In the listing below, locate the lines bearing the word "doorbell". Copy every one of them.
## begin Records for this task
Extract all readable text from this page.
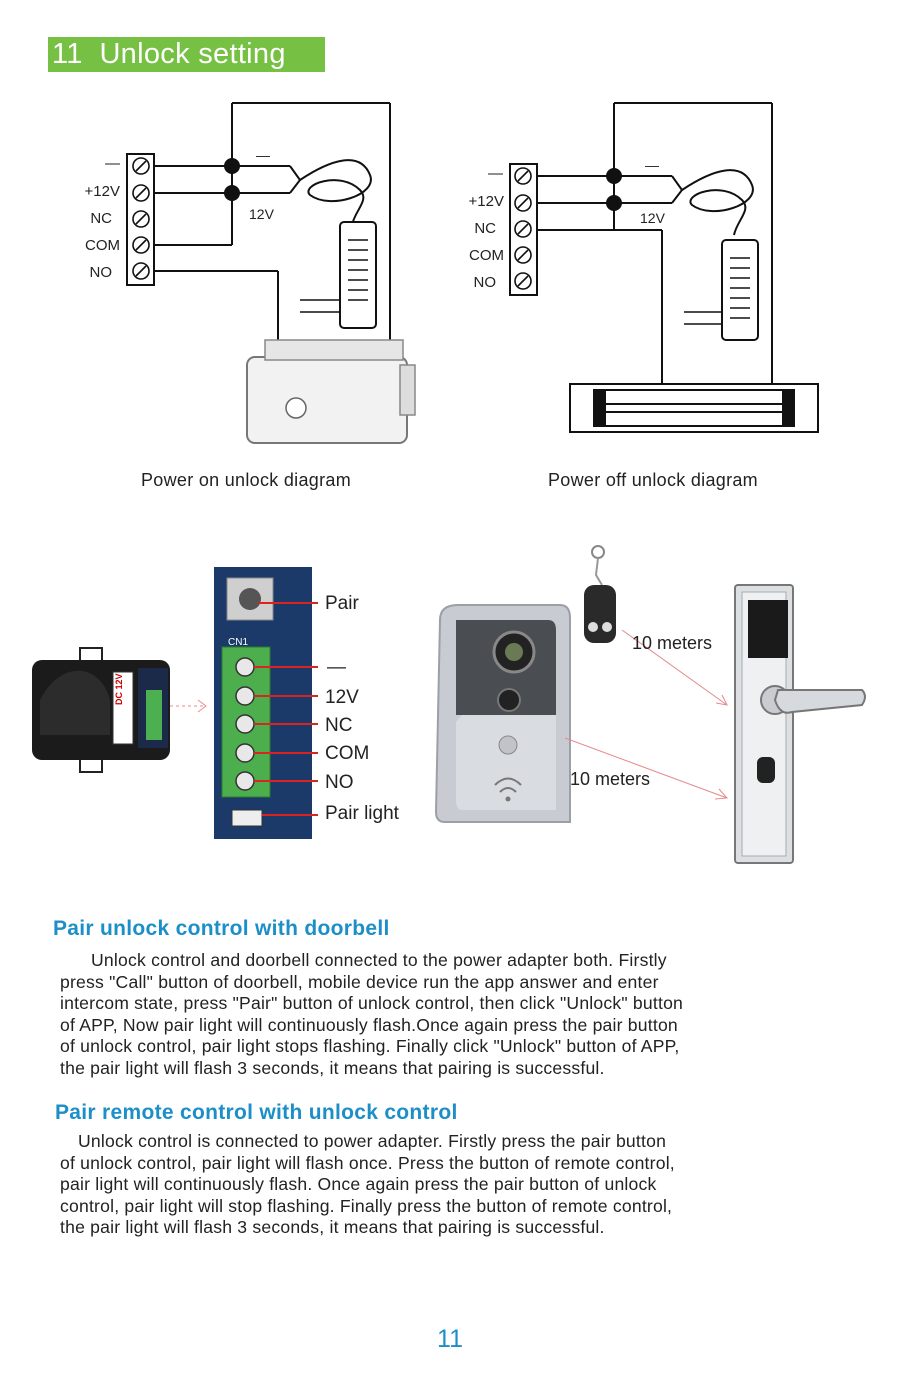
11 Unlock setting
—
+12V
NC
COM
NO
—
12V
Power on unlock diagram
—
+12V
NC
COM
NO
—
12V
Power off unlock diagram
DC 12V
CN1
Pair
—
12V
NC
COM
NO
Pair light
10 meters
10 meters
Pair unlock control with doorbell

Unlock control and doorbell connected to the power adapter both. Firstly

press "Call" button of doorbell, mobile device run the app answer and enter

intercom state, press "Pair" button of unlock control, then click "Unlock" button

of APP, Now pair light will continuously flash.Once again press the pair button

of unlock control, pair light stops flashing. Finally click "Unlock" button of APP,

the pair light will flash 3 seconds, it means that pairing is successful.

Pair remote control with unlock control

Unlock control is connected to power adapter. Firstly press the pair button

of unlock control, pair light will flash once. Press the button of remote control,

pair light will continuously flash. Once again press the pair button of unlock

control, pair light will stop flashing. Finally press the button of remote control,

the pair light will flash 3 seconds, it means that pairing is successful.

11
## end Records for this task
## begin Records for this task
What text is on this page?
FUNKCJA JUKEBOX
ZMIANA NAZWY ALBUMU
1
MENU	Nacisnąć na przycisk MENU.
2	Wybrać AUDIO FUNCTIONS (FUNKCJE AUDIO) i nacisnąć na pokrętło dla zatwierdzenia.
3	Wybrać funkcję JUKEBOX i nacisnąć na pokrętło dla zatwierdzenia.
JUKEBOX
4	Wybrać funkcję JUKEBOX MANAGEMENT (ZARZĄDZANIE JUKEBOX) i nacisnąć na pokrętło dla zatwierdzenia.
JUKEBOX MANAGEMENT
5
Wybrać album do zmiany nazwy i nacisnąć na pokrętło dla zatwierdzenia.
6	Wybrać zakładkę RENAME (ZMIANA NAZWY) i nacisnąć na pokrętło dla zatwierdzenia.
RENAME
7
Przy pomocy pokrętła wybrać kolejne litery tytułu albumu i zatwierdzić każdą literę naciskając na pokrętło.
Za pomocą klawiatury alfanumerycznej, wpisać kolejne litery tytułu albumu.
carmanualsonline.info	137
## end Records for this task
§ Expected answer
Pair unlock control with doorbell
Unlock control and doorbell connected to the power adapter both. Firstly
press "Call" button of doorbell, mobile device run the app answer and enter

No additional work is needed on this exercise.